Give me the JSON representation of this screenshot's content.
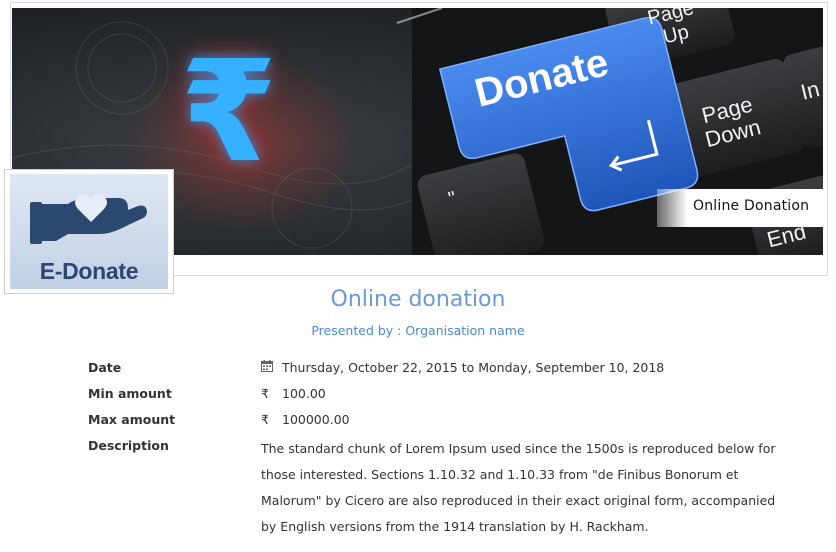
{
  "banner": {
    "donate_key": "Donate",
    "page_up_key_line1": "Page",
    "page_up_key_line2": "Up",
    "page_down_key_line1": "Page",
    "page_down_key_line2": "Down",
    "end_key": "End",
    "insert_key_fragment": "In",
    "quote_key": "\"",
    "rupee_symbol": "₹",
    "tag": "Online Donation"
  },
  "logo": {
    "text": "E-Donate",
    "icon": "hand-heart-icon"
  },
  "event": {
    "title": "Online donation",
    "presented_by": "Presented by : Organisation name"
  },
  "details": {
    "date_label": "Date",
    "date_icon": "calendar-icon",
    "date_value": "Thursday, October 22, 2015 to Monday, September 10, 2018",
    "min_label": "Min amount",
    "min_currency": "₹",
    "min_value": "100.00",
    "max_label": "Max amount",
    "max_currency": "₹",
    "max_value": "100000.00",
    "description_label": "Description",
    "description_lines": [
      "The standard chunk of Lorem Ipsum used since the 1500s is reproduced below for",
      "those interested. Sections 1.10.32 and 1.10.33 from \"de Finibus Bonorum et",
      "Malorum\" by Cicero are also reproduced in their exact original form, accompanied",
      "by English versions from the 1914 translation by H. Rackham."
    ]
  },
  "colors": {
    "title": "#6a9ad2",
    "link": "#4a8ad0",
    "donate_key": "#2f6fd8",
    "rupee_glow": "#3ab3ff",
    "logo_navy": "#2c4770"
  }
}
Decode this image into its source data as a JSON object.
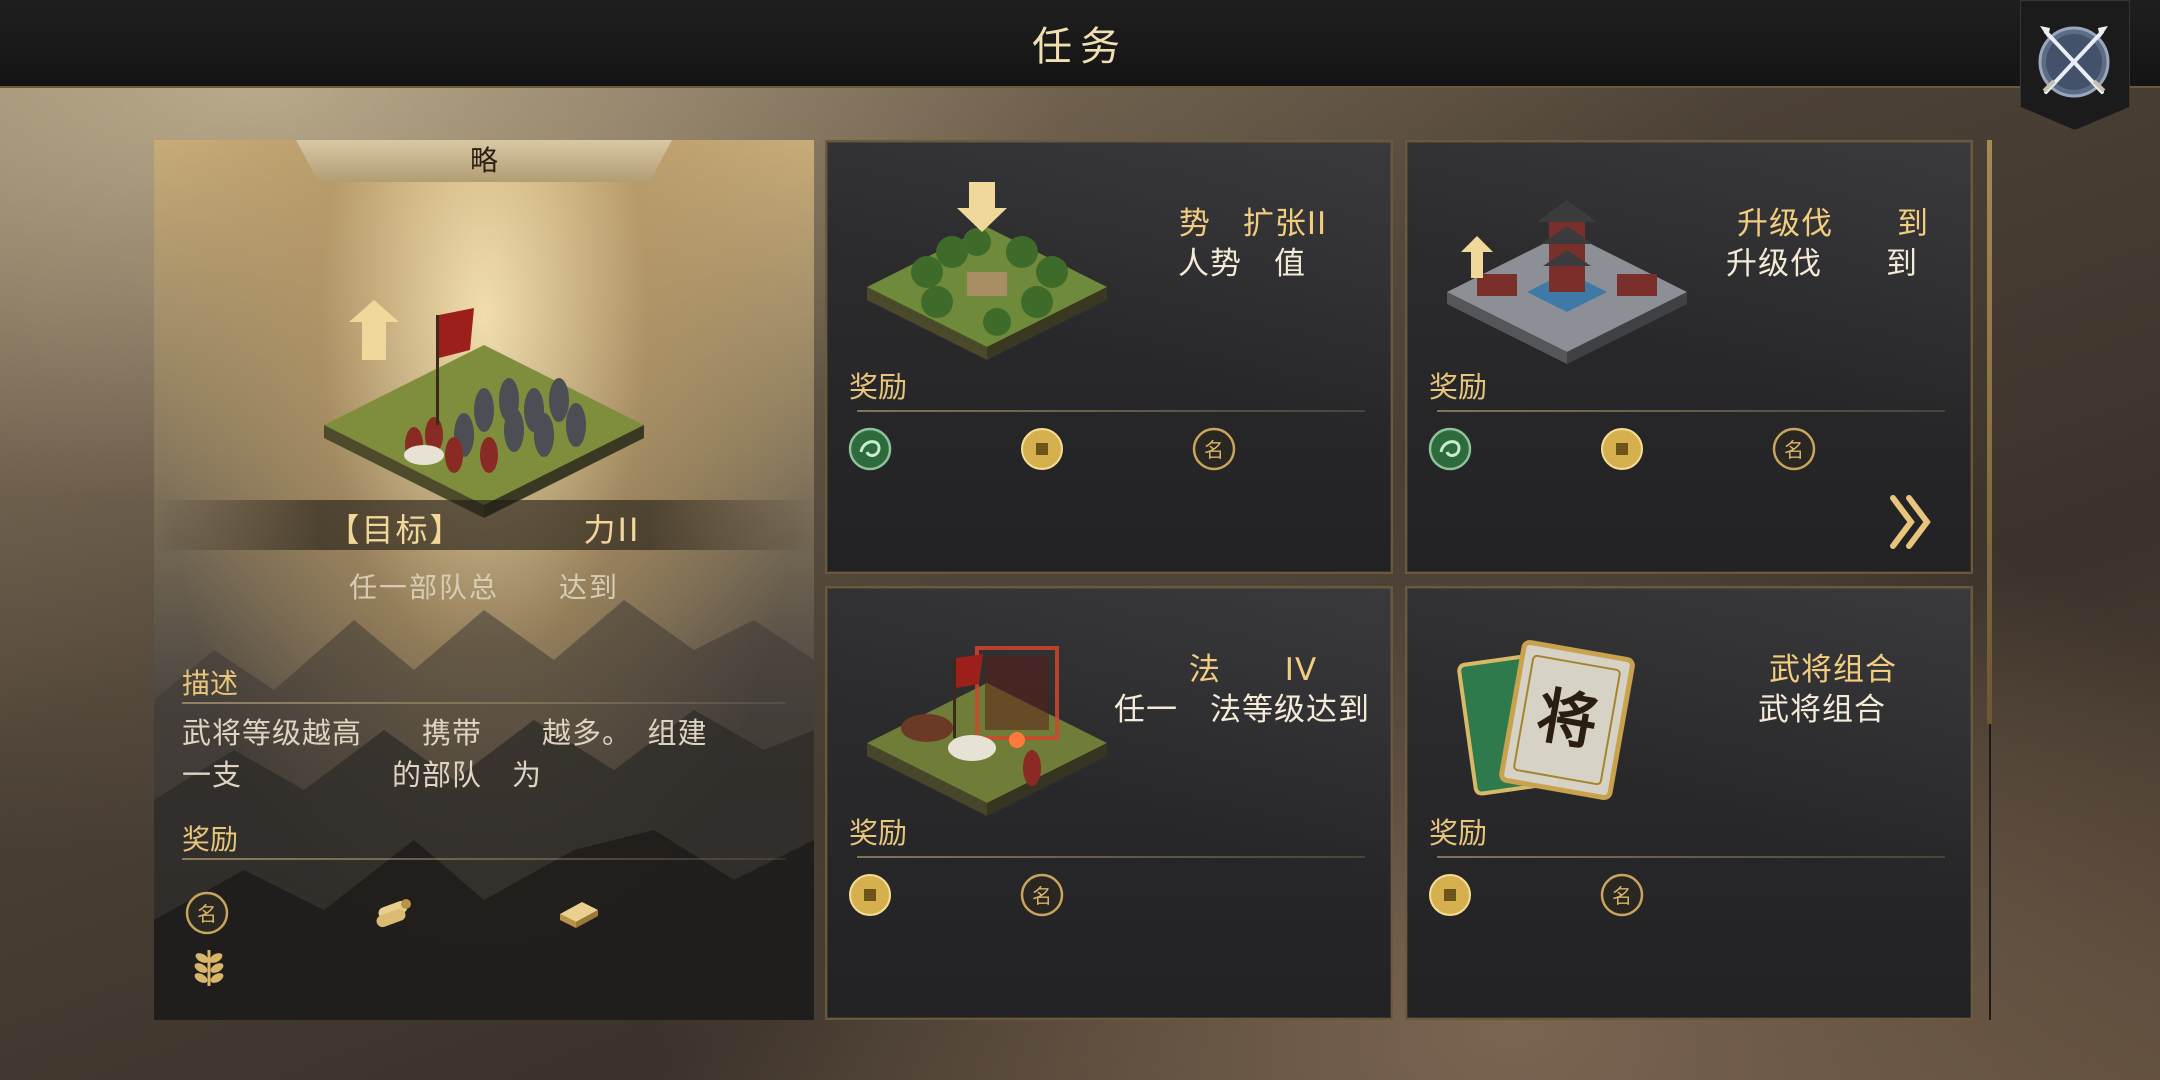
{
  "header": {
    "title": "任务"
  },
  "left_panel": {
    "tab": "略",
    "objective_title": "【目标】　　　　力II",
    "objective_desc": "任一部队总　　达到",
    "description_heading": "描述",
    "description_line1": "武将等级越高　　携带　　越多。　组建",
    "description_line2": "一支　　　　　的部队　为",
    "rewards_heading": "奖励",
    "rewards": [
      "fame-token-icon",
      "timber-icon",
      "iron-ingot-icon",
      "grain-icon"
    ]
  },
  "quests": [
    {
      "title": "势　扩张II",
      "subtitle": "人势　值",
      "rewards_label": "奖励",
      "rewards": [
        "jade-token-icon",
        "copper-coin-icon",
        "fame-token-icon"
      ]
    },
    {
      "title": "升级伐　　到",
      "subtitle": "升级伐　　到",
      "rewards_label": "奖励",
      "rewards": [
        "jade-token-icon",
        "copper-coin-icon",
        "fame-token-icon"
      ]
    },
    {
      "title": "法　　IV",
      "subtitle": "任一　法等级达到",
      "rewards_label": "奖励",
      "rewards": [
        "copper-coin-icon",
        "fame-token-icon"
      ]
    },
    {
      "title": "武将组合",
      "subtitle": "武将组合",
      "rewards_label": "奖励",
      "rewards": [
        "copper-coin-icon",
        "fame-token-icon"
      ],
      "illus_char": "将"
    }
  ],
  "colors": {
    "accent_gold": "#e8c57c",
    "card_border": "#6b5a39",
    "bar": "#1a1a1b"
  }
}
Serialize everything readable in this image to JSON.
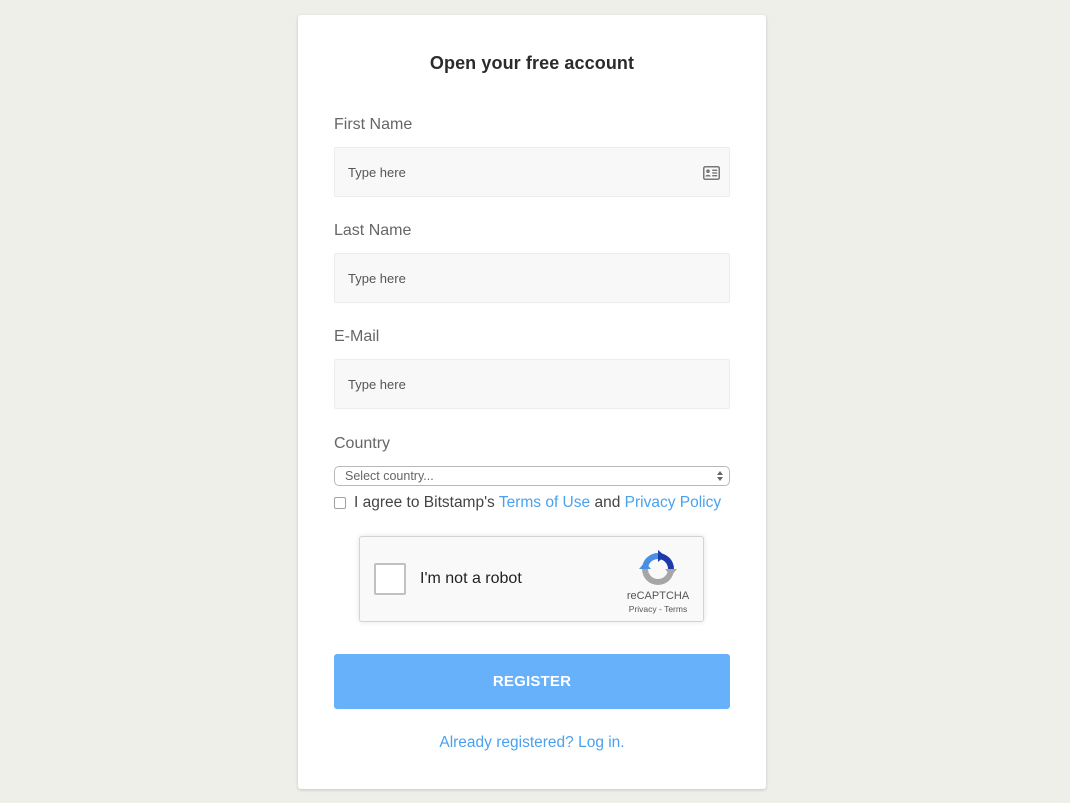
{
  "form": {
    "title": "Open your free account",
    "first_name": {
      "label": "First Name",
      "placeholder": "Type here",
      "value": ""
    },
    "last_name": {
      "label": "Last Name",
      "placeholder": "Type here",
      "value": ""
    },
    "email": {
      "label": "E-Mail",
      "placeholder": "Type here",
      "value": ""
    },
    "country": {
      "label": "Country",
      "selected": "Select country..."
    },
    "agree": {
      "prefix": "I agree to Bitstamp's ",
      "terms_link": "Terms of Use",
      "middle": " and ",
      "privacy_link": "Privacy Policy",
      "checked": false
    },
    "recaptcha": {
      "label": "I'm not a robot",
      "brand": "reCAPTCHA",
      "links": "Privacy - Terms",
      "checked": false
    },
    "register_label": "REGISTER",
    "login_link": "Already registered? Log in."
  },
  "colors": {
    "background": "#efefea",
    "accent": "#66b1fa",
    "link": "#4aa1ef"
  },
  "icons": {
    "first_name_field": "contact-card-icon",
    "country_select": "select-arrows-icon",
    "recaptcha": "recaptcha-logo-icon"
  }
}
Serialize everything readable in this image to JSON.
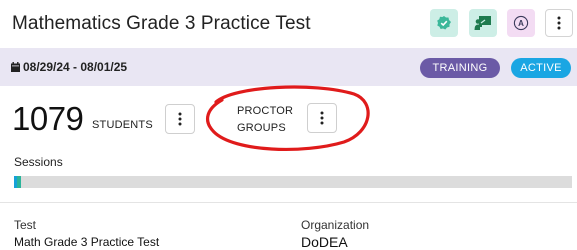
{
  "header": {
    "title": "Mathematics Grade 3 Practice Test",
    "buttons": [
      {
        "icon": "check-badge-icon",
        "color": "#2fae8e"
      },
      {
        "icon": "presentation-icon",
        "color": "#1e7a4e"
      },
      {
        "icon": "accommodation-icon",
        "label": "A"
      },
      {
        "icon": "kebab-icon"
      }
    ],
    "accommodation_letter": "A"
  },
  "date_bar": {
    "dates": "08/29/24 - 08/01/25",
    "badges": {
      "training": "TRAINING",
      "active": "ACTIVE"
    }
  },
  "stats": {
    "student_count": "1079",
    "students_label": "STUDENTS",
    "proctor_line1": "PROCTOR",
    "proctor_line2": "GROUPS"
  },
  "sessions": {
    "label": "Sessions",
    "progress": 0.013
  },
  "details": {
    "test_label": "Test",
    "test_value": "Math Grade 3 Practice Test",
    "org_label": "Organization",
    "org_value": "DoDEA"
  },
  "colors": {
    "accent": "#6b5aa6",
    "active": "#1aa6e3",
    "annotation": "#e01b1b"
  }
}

#### OBJECTIVE
Of all the lines above, how many contain the word "Privacy"? Give the number and nothing else.

#### FINISHED EXERCISE
2